Exactly repeat the full listing that follows.

THE DATA –
---
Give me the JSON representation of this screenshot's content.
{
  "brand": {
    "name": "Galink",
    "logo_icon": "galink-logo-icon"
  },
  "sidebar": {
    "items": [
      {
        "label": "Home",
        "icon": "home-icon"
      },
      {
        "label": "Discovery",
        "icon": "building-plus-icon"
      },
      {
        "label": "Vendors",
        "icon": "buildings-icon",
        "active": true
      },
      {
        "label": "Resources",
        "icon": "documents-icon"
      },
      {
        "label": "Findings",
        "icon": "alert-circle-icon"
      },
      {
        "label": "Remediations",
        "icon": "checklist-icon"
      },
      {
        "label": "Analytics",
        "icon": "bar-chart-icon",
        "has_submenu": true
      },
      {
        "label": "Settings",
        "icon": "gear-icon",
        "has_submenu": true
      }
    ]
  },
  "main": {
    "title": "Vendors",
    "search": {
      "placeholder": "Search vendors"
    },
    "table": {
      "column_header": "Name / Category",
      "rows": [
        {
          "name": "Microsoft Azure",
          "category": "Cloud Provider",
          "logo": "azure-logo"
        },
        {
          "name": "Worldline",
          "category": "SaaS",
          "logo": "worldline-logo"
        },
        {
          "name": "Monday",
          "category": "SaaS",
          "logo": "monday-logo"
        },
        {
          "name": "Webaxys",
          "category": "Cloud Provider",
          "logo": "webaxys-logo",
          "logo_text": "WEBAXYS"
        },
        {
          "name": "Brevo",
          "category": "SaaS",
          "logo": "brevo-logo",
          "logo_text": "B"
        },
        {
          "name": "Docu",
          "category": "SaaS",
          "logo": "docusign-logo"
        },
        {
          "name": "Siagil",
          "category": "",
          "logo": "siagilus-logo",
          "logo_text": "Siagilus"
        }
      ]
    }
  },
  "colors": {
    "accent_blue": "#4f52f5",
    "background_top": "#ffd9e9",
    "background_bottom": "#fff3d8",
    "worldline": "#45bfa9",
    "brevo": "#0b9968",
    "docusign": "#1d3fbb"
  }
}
---
SOLVED PROBLEM –
Give me the JSON representation of this screenshot's content.
{
  "brand": {
    "name": "Galink",
    "logo_icon": "galink-logo-icon"
  },
  "sidebar": {
    "items": [
      {
        "label": "Home",
        "icon": "home-icon"
      },
      {
        "label": "Discovery",
        "icon": "building-plus-icon"
      },
      {
        "label": "Vendors",
        "icon": "buildings-icon",
        "active": true
      },
      {
        "label": "Resources",
        "icon": "documents-icon"
      },
      {
        "label": "Findings",
        "icon": "alert-circle-icon"
      },
      {
        "label": "Remediations",
        "icon": "checklist-icon"
      },
      {
        "label": "Analytics",
        "icon": "bar-chart-icon",
        "has_submenu": true
      },
      {
        "label": "Settings",
        "icon": "gear-icon",
        "has_submenu": true
      }
    ]
  },
  "main": {
    "title": "Vendors",
    "search": {
      "placeholder": "Search vendors"
    },
    "table": {
      "column_header": "Name / Category",
      "rows": [
        {
          "name": "Microsoft Azure",
          "category": "Cloud Provider",
          "logo": "azure-logo"
        },
        {
          "name": "Worldline",
          "category": "SaaS",
          "logo": "worldline-logo"
        },
        {
          "name": "Monday",
          "category": "SaaS",
          "logo": "monday-logo"
        },
        {
          "name": "Webaxys",
          "category": "Cloud Provider",
          "logo": "webaxys-logo",
          "logo_text": "WEBAXYS"
        },
        {
          "name": "Brevo",
          "category": "SaaS",
          "logo": "brevo-logo",
          "logo_text": "B"
        },
        {
          "name": "Docu",
          "category": "SaaS",
          "logo": "docusign-logo"
        },
        {
          "name": "Siagil",
          "category": "",
          "logo": "siagilus-logo",
          "logo_text": "Siagilus"
        }
      ]
    }
  },
  "colors": {
    "accent_blue": "#4f52f5",
    "background_top": "#ffd9e9",
    "background_bottom": "#fff3d8",
    "worldline": "#45bfa9",
    "brevo": "#0b9968",
    "docusign": "#1d3fbb"
  }
}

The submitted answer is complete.